CONSIGNE 1.
Dites si chacune des affirmations suivantes concorde avec le texte ci-dessous sur le revenu universel, en répondant par oui ou par non et en citant les mots du texte qui tranchent. (a) Benoît Hamon est le candidat du PS à la présidentielle. (b) Le revenu universel de Hamon dépasserait le niveau du minimum vieillesse. (c) Selon Hamon, 43 % des emplois en France sont menacés.
CONSIGNE 2.
Poursuivez l'article sur le revenu universel à partir de sa dernière phrase.

TEXTE.
Revenu universel : pas d’aumône, un travail !

08 Février 2017

À en croire Benoît Hamon, candidat du PS à la présidentielle, « notre modèle de développement est dépassé et 43 % des emplois en France sont menacés » par la révolution numérique et l’utilisation croissante des robots. On irait à grands pas vers une société de la fin du travail. Sa solution est le revenu universel, dont il a fait sa marque de fabrique et qui, selon certains, serait la grande innovation de la campagne présidentielle 2017.

Mais que serait ce revenu universel d’existence, selon son nom complet ? D’abord, pas grand-chose en termes de pouvoir d’achat : même si Hamon entretient le flou à ce sujet, son revenu universel ne dépasserait pas le niveau du minimum vieillesse.

Les politiciens qui prônent le revenu universel, tel Hamon, sans oublier ceux qui ont le culot de le juger trop coûteux, seraient bien en peine de dire comment on peut vraiment vivre avec 750 euros par mois, eux qui peuvent gagner dix fois plus comme ministre ou parlementaire, et dont beaucoup côtoient les milieux de la grande industrie et de la finance, aux revenus bien plus élevés encore.

Mais ce n’est pas à leur monde que ces gens-là destinent le revenu universel, ou les mensonges sur le travail qui viendrait à manquer, ce à quoi les travailleurs devraient s’adapter en acceptant des revenus de misère. Car tous les discours sur le revenu universel se réduisent à cela : préparer l’opinion à de nouvelles réductions du pouvoir d’achat.

(Enregistrements conservés)
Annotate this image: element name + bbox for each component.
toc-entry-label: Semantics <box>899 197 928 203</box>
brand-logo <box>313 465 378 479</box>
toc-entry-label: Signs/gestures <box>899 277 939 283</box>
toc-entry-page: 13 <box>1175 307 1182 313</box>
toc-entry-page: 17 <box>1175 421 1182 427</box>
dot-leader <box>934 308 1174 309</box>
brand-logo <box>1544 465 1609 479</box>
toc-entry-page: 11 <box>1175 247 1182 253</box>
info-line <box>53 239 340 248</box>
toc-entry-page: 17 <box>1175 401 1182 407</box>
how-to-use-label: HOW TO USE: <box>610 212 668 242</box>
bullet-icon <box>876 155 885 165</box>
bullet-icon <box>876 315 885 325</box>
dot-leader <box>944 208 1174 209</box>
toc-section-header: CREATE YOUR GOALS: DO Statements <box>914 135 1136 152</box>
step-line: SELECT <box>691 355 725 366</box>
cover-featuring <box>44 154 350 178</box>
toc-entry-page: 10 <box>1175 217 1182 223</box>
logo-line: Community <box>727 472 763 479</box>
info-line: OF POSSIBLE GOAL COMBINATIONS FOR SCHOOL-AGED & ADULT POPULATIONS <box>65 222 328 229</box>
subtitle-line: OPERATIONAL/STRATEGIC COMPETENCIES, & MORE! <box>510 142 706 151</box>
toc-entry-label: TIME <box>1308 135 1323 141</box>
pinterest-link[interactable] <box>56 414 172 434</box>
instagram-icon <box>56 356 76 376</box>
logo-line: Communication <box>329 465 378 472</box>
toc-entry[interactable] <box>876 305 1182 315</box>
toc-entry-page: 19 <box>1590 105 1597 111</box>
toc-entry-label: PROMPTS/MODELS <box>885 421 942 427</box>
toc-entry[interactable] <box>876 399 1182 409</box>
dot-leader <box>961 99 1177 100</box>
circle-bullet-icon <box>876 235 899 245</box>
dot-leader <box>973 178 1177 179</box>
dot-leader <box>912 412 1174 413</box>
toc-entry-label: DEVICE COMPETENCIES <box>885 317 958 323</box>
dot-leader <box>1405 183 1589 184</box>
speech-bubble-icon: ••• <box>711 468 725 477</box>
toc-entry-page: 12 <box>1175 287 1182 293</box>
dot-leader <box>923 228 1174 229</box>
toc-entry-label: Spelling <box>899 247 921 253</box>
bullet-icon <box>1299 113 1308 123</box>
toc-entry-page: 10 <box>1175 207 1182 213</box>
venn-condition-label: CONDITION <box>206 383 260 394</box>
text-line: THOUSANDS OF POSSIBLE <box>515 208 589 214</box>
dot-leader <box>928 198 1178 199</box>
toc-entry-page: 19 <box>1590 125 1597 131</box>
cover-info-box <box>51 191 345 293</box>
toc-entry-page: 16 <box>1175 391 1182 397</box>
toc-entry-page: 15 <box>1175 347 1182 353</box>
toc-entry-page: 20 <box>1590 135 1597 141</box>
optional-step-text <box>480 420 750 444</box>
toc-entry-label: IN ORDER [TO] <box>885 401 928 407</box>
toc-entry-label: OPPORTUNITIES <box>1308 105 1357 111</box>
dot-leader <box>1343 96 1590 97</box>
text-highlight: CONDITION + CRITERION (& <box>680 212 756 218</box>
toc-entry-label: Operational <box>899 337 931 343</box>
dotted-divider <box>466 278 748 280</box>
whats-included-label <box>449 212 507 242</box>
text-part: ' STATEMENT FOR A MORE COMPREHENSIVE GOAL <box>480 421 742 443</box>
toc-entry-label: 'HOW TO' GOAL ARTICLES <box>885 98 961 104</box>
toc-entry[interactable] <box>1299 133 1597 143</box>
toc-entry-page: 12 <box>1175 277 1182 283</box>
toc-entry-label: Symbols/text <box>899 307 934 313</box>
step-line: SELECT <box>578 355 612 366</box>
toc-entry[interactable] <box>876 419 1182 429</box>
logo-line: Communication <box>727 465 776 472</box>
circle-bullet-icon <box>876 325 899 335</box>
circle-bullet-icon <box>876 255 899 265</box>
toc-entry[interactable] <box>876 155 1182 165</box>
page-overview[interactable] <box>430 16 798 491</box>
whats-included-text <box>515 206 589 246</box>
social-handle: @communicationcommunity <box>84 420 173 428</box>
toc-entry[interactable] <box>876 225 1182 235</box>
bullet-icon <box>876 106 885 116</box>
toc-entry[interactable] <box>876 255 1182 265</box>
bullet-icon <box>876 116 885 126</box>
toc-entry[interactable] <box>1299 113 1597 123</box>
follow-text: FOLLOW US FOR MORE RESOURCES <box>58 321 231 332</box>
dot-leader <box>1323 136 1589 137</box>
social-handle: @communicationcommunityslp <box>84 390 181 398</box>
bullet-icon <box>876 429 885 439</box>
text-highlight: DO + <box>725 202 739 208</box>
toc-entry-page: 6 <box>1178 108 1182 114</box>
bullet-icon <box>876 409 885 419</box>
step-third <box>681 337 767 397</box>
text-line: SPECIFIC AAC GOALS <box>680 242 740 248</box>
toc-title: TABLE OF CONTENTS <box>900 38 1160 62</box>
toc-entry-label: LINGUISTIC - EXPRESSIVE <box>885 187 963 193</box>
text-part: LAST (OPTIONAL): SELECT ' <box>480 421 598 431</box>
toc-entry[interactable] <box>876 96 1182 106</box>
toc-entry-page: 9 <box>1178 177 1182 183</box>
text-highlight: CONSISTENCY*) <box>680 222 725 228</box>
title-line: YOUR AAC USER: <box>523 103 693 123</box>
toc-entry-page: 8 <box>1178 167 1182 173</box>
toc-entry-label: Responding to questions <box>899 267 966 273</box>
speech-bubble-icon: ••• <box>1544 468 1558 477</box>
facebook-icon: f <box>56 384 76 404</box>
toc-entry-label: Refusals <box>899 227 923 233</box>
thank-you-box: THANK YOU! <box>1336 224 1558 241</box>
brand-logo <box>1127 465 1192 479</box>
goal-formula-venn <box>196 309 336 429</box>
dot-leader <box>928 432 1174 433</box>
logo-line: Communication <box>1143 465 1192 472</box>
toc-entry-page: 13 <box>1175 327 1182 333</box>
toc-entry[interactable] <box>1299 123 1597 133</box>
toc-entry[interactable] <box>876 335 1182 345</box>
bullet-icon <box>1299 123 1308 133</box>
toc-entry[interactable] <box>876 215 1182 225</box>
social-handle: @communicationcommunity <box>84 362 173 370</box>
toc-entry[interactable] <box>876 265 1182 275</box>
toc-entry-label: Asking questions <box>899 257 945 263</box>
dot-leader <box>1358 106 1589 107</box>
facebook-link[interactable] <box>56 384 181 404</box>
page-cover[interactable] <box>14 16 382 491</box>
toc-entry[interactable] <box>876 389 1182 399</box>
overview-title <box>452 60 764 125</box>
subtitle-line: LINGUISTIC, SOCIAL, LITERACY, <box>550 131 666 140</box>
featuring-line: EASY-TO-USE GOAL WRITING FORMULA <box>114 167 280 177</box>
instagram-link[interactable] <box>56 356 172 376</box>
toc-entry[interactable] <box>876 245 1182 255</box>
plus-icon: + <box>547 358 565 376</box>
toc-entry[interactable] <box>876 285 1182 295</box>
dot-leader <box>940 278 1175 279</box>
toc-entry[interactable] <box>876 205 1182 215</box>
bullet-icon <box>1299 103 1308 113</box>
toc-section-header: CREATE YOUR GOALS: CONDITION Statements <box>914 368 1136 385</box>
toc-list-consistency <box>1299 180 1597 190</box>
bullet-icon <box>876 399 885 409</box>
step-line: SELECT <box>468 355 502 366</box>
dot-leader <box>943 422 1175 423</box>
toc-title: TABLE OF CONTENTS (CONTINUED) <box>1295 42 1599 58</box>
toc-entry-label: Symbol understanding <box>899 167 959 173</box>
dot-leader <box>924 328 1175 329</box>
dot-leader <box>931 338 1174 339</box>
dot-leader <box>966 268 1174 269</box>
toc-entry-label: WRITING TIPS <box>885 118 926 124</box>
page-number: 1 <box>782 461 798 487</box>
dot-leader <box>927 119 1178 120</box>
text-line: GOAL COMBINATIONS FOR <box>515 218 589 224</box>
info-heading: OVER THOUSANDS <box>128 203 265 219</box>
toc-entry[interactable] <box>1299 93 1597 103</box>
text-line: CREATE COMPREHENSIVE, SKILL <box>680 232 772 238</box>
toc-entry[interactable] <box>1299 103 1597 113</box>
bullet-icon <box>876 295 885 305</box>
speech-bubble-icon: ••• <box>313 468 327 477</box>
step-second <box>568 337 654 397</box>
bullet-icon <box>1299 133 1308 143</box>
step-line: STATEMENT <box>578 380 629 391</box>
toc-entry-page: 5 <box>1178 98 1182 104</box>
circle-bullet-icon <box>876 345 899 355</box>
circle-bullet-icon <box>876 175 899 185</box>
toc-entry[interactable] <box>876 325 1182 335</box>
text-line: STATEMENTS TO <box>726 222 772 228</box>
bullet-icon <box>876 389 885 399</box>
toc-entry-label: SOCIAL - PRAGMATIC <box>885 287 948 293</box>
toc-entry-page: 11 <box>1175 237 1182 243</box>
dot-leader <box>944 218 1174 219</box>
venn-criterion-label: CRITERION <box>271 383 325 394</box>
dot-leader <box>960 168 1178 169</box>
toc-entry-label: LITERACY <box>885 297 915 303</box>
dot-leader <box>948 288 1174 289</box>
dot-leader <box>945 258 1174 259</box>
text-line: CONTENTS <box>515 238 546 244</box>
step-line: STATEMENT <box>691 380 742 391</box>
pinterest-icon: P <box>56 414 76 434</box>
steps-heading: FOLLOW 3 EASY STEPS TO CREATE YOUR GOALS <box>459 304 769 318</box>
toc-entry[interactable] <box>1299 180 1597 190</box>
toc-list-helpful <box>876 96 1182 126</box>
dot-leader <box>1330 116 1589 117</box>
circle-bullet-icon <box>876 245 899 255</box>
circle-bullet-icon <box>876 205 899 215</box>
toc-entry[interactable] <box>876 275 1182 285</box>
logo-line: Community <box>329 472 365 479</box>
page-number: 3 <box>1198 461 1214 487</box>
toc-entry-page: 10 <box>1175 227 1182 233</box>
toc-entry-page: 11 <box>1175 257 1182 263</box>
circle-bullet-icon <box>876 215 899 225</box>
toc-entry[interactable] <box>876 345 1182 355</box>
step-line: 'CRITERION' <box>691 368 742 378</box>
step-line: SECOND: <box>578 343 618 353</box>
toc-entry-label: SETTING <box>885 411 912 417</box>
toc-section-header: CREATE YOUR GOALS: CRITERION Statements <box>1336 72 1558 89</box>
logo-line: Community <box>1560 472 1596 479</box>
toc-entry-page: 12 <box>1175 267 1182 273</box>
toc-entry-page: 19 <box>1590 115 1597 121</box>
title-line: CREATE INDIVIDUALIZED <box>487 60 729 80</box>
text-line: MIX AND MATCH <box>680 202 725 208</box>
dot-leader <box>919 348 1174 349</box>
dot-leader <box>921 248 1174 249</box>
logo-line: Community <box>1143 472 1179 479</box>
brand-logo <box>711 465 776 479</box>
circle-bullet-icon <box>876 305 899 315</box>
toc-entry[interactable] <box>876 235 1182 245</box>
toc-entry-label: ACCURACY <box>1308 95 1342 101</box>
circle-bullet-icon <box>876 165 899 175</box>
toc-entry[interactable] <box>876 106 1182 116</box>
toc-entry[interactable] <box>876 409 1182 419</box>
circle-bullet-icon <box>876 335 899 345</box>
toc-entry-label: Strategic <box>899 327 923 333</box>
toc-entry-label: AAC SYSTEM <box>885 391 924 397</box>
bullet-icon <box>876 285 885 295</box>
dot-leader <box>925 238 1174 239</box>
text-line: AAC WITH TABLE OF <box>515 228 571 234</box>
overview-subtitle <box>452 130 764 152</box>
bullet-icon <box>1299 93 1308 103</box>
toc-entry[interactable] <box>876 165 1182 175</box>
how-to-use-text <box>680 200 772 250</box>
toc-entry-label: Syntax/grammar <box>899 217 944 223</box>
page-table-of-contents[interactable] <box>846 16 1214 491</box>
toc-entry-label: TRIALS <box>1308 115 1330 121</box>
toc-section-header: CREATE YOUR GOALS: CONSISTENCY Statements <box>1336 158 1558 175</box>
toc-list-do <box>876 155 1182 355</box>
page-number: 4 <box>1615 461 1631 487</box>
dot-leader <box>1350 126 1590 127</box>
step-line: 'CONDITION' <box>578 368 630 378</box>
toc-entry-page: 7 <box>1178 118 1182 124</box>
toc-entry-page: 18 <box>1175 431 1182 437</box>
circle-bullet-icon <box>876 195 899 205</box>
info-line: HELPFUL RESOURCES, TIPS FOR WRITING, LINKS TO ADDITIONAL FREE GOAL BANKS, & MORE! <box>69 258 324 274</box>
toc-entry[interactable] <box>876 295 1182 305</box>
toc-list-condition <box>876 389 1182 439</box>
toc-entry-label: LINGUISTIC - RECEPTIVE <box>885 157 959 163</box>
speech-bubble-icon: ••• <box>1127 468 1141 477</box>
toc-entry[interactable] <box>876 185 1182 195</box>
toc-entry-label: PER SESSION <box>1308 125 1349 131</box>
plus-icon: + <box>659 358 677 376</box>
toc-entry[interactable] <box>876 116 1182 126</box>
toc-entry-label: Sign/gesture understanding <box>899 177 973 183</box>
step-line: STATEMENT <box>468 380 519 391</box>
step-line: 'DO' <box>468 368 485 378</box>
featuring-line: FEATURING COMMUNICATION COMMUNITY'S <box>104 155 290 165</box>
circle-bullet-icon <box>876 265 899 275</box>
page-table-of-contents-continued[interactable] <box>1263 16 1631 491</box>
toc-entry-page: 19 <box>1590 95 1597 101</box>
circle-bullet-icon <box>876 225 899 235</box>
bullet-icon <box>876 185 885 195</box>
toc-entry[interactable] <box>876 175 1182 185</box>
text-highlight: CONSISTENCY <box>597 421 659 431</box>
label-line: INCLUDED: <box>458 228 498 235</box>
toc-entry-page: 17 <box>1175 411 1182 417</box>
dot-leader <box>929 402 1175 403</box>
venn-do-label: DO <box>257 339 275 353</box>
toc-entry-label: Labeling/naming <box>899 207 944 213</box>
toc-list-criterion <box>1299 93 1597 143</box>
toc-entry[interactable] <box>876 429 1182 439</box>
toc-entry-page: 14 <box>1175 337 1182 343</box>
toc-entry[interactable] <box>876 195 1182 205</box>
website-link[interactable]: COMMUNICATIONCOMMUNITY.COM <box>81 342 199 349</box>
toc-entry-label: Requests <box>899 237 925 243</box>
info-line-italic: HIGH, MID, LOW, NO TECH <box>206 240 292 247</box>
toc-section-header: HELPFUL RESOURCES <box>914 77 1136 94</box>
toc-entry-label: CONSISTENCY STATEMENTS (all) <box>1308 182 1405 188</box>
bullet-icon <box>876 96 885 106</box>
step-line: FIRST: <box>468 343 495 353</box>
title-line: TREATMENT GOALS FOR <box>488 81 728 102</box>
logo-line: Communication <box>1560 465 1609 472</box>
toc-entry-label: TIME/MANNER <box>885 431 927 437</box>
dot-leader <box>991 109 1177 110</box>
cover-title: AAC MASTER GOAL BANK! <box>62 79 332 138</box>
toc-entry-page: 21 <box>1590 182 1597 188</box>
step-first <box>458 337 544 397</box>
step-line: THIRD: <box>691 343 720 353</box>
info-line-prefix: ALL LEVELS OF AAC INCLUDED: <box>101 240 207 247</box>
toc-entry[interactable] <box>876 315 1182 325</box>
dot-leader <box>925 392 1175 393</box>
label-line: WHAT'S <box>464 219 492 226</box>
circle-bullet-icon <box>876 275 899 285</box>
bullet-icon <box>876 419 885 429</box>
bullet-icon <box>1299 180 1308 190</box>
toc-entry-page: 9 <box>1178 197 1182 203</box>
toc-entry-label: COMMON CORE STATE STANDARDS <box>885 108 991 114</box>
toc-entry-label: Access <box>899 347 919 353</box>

RÉSULTAT 1.
(a) Oui : « Benoît Hamon, candidat du PS à la présidentielle ».
(b) Non : « son revenu universel ne dépasserait pas le niveau du minimum vieillesse ».
(c) Oui : « 43 % des emplois en France sont menacés ».

RÉSULTAT 2.
Les dames patronnesses du 19e siècle allaient donner la pièce aux ouvriers que leurs maris exploitaient, en espérant que cela éviterait qu’ils se révoltent contre leur sort.

Hamon sait que le monde du travail n’en peut plus, avec l’explosion du chômage et de la précarité, les millions de chômeurs, de salariés de plus en plus mal payés, de jeunes sans perspectives… Mais, pour lui et ses pareils, il n’est pas question de pointer du doigt celui qui en est la cause : le patronat. Et encore moins de prendre sur les profits patronaux accumulés, afin d’assurer un travail et un salaire suffisant à tous les travailleurs. Alors, certains nous servent le revenu universel.

Ce qu’il faut aux salariés, jeunes ou vieux, avec ou sans emploi, aux retraités, ce n’est pas une aumône. Les travailleurs veulent vivre dignement, avec un salaire décent, qui ne devrait pas être inférieur à 1 800 euros net, de même que les retraites, allocations et pensions.